*Do this*. Find and copy each line of the records where the string "Total" shows up.

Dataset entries

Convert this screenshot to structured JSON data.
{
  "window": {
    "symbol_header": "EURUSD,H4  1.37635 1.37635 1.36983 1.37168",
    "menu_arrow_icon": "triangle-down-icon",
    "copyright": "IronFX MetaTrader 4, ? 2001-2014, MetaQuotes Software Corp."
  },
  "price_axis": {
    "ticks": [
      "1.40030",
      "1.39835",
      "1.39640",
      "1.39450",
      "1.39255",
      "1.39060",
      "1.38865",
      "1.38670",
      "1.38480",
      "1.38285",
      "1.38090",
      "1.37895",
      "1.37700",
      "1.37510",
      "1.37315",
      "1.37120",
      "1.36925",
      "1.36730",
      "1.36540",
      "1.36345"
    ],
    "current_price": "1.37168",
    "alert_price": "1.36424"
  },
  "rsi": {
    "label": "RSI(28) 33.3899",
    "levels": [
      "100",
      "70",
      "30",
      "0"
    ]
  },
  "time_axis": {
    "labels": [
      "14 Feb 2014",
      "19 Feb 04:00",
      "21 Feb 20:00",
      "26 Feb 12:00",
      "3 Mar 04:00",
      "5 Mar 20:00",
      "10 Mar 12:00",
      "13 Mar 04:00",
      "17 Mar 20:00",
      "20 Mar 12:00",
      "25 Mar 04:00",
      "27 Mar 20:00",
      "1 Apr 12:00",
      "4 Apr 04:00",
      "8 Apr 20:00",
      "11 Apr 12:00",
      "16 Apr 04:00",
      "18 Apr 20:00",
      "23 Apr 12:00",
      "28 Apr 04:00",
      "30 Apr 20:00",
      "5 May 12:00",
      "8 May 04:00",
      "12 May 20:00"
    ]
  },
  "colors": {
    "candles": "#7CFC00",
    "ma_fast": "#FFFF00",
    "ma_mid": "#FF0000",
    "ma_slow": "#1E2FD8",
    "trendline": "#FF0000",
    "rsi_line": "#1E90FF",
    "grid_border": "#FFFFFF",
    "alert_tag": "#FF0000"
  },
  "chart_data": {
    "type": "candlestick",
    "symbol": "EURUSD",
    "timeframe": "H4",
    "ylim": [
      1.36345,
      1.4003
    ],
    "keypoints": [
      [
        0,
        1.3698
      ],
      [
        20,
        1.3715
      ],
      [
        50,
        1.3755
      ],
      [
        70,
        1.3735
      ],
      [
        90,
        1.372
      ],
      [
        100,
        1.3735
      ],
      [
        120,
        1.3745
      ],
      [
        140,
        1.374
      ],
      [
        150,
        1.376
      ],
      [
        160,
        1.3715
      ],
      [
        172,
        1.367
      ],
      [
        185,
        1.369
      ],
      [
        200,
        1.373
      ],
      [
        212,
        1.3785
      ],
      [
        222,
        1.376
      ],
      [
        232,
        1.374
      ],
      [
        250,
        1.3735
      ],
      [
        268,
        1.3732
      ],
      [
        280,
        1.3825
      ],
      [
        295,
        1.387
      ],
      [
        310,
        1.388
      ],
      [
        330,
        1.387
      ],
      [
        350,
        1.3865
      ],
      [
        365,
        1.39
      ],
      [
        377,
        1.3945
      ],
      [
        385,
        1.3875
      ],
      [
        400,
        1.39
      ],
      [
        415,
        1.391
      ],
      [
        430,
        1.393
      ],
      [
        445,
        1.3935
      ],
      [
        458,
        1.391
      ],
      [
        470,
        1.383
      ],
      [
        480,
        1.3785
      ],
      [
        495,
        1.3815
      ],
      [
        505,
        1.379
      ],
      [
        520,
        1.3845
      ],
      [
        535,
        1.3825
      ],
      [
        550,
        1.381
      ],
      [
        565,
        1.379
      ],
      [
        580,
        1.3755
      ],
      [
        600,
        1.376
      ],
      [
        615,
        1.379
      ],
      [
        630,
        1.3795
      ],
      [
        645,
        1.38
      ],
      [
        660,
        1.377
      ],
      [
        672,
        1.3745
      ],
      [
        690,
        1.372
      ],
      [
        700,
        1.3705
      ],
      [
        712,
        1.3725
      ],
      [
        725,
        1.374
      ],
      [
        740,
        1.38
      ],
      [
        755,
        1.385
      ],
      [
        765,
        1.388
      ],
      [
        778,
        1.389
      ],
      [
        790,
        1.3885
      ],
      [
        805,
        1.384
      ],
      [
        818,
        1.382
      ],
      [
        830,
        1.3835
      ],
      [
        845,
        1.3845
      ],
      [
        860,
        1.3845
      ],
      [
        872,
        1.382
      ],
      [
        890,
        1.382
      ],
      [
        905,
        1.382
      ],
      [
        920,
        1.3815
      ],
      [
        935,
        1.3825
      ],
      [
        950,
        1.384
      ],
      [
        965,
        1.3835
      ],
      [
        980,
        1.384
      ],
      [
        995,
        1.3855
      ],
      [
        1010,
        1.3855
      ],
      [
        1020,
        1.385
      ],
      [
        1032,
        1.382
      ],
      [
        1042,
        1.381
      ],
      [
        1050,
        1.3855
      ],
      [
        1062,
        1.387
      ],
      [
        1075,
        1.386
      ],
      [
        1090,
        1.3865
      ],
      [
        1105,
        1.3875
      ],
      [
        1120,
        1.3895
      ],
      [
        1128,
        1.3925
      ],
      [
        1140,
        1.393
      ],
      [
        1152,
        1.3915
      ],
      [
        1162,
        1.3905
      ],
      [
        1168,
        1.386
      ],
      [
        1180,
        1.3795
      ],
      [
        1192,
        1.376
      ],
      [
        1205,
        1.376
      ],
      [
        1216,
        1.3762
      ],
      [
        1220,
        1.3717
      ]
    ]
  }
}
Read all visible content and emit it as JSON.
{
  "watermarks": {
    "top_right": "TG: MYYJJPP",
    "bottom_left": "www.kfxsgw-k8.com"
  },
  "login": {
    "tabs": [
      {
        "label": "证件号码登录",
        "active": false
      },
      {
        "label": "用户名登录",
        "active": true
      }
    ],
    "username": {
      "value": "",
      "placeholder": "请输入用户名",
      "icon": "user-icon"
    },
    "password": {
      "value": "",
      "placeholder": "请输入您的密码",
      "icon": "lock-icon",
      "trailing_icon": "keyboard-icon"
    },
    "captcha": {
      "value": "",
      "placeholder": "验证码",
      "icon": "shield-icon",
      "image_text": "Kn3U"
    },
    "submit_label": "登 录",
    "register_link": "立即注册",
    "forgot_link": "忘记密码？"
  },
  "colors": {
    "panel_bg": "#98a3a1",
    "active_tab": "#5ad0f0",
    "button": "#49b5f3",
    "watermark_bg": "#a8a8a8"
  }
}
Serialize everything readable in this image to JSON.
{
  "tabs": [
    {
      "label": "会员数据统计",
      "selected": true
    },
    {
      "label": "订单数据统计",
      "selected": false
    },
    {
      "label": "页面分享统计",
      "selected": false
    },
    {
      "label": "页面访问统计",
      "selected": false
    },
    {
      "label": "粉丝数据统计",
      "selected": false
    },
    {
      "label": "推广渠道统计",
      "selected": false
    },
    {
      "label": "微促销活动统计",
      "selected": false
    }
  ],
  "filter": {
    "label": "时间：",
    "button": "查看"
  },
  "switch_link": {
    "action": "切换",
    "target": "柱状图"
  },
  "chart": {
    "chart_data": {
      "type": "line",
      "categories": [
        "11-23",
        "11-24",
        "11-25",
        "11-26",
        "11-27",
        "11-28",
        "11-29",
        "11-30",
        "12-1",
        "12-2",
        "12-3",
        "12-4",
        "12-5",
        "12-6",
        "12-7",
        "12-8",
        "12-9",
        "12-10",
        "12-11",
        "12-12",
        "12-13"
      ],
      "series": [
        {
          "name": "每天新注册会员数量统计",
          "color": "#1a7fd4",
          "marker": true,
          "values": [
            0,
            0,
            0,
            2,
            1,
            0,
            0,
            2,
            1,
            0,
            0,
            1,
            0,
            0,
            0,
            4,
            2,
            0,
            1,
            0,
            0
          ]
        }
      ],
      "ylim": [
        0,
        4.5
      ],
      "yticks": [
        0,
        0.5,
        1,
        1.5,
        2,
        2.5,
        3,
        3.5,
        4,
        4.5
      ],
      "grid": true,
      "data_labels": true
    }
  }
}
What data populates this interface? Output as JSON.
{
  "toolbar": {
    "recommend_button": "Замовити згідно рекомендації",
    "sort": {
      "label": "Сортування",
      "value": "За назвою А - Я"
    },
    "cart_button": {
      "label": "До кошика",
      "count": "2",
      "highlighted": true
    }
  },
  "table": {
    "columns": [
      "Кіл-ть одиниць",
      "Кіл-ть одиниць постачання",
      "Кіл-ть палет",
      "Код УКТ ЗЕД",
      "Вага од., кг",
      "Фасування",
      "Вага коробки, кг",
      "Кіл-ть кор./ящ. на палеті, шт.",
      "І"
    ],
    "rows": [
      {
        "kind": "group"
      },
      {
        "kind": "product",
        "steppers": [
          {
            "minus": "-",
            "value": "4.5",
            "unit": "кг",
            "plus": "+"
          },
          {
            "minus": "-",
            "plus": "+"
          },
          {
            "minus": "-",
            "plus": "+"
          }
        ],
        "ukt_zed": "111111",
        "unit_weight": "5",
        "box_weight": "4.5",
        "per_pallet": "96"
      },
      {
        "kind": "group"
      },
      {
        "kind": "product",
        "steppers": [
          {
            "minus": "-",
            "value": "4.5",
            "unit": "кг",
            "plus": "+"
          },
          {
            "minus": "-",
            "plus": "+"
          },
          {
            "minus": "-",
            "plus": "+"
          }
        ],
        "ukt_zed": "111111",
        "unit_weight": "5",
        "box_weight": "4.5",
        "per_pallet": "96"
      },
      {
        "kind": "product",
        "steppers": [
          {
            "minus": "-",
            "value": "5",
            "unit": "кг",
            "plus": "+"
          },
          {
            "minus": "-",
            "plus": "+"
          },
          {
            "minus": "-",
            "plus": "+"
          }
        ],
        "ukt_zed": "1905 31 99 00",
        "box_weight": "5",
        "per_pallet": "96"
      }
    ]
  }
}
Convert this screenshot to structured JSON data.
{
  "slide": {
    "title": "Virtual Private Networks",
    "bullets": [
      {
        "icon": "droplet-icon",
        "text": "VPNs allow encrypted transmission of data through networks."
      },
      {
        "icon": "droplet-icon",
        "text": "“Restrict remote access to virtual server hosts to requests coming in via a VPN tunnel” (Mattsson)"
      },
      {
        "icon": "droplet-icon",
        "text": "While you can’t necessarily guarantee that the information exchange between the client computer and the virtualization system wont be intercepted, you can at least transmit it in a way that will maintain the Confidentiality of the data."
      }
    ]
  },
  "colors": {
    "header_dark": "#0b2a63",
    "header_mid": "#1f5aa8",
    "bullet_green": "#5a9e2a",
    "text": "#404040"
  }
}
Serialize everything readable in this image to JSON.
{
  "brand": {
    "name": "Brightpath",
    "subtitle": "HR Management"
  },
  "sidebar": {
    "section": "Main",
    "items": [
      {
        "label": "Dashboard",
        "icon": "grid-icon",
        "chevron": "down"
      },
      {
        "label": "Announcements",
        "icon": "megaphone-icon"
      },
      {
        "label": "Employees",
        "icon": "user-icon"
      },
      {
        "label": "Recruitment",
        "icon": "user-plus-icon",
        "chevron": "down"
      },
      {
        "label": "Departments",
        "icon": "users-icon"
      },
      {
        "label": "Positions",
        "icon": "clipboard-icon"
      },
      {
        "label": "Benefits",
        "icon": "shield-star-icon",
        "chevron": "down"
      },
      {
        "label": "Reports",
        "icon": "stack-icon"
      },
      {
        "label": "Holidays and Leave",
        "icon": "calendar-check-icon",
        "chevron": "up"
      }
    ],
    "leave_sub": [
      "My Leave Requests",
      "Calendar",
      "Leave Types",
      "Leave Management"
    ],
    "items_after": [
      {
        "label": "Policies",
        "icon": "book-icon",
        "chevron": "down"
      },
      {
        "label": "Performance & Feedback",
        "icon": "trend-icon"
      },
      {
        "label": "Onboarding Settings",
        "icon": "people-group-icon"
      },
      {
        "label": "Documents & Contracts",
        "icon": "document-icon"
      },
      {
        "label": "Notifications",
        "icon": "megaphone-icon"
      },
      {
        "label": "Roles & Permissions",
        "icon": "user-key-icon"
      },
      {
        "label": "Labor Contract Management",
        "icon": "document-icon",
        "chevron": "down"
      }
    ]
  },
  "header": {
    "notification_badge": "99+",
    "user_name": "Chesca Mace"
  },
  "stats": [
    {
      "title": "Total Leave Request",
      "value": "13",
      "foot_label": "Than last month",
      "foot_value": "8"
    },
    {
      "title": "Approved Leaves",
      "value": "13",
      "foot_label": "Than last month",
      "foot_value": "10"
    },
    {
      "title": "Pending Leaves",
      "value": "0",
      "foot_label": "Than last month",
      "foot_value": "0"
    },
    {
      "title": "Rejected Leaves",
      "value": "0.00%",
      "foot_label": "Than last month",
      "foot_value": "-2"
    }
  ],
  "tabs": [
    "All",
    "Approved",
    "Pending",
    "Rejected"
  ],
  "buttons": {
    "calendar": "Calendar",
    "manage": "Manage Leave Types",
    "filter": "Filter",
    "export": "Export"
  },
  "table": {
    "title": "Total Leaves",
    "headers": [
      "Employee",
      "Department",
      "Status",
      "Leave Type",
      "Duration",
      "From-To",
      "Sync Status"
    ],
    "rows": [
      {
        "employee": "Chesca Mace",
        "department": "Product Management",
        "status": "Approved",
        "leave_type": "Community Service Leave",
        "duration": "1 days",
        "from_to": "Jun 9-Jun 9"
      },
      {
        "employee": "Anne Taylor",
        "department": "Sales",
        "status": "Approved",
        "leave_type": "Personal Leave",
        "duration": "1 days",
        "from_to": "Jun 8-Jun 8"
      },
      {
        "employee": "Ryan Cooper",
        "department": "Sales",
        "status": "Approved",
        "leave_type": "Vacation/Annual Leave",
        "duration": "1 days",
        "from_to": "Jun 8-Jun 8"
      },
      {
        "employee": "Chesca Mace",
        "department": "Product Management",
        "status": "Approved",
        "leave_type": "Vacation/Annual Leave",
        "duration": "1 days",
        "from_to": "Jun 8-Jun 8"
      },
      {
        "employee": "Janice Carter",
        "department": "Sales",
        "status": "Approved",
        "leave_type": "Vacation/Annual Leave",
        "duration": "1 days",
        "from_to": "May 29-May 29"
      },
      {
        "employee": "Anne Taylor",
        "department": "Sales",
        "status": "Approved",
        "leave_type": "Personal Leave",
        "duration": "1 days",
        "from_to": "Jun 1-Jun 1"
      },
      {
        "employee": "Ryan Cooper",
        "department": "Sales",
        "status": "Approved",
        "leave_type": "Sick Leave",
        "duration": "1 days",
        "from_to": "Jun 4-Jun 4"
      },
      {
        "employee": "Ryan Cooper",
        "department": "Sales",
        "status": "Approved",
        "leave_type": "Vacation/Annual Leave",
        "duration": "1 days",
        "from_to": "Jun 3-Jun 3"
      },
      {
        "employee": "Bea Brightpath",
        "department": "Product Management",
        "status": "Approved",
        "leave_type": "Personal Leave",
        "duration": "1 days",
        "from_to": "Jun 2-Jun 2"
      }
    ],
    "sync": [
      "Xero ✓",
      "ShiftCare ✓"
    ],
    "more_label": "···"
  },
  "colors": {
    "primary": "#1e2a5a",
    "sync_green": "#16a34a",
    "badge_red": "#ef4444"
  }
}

*Response to the exercise*.
      "title": "Total Leave Request",
    "title": "Total Leaves",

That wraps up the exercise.